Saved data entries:

○ ○ ○ ○ ○ ○ ○

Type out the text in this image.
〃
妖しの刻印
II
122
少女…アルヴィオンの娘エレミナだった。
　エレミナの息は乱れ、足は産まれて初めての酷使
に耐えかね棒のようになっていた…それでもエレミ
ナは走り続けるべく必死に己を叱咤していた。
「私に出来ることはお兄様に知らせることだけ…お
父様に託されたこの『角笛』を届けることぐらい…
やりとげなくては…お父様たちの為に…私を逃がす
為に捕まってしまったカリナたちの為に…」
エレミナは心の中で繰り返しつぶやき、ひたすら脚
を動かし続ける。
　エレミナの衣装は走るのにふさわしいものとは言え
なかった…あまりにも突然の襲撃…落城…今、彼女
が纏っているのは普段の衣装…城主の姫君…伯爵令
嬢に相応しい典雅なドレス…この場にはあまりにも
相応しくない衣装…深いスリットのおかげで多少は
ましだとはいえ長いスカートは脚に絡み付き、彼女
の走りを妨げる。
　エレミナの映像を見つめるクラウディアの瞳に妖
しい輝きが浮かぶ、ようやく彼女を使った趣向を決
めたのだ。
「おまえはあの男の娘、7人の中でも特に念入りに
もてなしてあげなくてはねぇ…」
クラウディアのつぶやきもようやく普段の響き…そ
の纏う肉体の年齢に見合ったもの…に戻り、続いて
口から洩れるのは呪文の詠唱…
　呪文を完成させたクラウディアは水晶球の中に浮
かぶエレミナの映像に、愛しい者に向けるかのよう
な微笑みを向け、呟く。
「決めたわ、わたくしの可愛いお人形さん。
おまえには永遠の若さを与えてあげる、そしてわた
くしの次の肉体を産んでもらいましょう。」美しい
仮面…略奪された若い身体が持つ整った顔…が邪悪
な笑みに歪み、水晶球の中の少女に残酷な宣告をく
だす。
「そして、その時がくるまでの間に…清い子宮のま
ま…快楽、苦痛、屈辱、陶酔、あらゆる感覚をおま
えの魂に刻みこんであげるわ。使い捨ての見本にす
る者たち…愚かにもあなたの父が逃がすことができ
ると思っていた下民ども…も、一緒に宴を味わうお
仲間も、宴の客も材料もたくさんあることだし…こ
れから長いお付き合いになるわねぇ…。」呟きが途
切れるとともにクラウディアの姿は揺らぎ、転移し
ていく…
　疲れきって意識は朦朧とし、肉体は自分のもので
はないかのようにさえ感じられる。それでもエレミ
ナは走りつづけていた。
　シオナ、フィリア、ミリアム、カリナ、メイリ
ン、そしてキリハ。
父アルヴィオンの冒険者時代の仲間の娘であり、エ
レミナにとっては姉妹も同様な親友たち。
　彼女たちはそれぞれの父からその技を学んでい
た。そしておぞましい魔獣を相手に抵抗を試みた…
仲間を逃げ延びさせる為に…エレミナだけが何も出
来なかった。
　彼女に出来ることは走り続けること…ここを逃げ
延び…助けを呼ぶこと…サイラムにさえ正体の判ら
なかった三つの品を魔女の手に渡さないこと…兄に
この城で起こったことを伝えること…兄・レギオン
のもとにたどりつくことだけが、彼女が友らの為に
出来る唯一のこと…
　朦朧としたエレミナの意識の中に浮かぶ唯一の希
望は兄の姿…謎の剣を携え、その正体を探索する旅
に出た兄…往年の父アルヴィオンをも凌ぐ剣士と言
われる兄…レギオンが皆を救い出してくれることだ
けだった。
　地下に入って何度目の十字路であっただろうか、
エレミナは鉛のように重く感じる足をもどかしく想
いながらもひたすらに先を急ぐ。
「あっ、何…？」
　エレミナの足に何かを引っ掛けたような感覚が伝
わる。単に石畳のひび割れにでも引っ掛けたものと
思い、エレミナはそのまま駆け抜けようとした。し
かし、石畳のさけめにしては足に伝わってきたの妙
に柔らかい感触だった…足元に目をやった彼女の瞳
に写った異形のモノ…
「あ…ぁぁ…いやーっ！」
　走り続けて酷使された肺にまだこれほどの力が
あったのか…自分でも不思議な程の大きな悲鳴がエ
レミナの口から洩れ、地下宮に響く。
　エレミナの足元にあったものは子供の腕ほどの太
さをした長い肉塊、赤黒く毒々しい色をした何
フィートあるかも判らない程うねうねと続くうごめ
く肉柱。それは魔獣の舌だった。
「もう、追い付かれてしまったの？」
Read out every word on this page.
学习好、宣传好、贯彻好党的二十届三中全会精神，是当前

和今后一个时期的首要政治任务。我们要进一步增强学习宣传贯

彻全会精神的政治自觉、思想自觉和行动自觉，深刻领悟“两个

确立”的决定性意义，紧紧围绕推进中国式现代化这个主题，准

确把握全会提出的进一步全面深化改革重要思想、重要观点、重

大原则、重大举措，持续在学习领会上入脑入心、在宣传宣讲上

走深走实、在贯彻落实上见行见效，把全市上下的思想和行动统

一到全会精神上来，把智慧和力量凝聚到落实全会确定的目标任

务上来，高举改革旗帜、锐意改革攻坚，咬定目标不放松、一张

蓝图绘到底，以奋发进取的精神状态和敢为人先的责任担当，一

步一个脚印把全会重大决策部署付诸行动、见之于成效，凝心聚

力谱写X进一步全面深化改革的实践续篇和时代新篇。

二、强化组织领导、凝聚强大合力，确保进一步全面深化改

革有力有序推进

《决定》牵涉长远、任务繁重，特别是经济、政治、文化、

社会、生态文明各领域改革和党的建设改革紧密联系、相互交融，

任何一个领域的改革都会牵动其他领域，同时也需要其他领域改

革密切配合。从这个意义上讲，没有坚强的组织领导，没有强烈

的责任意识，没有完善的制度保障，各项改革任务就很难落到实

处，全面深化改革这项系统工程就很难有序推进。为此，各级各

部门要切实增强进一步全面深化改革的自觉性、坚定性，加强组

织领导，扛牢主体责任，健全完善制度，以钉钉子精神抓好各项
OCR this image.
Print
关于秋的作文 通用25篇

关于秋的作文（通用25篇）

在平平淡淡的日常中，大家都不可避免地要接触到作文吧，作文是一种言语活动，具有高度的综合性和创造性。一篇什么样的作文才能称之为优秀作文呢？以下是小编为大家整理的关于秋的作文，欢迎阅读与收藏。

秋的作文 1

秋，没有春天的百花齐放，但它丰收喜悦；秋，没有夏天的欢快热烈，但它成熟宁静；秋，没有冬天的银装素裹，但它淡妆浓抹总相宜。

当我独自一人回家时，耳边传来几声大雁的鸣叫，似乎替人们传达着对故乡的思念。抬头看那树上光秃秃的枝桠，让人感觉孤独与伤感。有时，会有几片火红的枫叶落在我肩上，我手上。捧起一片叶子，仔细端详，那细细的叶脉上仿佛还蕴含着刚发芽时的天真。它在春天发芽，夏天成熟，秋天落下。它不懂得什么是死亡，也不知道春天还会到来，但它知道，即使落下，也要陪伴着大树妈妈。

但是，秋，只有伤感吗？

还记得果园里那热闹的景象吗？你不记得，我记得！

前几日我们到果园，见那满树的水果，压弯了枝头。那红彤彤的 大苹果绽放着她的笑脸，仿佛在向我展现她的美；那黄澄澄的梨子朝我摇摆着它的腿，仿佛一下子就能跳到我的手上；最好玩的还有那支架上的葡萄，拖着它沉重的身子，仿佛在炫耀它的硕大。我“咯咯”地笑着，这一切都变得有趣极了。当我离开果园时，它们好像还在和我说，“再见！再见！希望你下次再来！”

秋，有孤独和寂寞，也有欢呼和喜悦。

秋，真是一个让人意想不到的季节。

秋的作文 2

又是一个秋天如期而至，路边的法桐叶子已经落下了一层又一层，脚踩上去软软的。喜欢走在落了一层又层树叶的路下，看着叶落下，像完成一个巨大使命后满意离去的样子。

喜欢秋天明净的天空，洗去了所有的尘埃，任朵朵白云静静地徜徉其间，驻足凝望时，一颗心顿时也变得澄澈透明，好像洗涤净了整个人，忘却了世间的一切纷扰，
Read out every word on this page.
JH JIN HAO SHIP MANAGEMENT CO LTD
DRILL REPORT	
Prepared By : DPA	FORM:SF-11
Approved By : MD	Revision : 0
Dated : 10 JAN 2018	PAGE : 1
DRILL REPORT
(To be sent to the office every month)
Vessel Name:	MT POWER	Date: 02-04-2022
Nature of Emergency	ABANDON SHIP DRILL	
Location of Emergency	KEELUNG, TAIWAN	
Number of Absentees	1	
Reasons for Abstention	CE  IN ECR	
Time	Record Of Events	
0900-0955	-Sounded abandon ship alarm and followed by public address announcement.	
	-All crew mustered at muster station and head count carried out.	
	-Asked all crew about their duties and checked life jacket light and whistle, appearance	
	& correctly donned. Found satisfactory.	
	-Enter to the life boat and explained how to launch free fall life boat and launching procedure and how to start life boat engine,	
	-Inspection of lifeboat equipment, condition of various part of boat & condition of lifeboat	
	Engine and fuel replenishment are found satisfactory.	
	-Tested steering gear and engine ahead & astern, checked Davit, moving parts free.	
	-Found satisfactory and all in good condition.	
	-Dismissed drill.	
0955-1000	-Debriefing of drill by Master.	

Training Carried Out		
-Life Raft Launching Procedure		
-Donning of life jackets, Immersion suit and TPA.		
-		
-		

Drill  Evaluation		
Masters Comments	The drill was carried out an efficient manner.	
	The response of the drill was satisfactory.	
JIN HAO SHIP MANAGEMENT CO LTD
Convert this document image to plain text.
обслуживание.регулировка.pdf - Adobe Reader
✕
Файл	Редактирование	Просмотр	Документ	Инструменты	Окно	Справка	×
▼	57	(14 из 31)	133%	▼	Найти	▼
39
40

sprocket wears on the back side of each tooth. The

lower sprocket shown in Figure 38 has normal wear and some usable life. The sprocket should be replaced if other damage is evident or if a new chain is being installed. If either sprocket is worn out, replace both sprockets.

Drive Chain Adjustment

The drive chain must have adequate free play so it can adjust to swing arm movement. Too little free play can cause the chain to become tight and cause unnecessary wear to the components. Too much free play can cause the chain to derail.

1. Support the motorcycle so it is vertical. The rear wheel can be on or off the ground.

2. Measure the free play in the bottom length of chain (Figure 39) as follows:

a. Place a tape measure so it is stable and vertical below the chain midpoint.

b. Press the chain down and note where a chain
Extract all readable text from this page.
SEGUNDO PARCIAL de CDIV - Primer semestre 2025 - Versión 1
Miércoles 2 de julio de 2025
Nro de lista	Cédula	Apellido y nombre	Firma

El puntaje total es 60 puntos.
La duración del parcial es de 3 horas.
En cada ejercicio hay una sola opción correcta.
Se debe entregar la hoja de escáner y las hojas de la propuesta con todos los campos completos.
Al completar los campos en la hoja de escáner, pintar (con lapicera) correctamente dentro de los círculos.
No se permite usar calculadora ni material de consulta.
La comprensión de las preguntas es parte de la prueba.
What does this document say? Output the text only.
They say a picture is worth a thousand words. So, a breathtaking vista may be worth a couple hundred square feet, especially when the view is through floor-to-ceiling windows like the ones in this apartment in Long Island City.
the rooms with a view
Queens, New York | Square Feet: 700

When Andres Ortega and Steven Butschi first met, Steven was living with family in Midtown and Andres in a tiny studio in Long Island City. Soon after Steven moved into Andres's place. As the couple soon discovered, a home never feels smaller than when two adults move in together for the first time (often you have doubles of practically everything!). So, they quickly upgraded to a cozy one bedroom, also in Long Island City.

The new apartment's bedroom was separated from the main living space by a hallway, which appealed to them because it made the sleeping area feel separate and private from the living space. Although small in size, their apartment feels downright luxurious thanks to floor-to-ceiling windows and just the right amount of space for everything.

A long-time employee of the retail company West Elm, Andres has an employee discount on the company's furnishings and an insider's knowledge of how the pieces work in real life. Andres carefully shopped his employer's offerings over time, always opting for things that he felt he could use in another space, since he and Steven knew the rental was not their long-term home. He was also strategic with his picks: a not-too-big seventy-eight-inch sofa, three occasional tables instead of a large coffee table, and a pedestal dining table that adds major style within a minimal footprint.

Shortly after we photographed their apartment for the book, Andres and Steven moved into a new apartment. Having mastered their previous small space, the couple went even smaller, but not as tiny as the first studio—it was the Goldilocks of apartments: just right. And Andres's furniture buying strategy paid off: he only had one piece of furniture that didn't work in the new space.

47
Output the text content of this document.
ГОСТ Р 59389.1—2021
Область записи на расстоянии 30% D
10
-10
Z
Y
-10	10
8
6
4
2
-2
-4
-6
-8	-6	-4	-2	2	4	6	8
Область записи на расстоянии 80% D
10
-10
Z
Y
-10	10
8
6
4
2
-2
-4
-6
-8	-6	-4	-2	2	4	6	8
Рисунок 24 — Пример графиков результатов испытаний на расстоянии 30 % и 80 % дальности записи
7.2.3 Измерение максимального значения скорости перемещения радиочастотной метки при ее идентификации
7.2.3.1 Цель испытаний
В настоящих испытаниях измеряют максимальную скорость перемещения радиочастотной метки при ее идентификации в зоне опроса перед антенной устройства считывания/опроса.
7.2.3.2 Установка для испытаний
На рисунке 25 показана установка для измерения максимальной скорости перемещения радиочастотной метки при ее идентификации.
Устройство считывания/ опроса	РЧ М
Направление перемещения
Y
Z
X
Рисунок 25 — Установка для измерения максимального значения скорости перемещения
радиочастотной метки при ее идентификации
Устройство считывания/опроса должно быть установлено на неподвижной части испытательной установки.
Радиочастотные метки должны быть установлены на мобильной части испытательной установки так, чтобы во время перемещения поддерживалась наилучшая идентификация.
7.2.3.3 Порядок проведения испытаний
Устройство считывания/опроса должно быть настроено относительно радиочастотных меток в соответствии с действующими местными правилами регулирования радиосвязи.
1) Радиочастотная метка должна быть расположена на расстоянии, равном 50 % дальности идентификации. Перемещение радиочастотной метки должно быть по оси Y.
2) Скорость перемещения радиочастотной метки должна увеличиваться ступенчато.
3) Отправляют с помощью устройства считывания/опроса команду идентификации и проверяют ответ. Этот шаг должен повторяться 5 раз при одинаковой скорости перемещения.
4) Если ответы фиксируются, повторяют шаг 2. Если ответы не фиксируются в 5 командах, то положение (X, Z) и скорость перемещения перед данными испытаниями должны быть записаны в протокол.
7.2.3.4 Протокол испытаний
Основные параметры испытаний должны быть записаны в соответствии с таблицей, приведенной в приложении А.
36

○ ○ ○ ○ ○ ○ ○

Work to complete:
Using the listing above, return all lines where the word "condition" occurs.

The output:
	-Inspection of lifeboat equipment, condition of various part of boat & condition of lifeboat	
	-Found satisfactory and all in good condition.	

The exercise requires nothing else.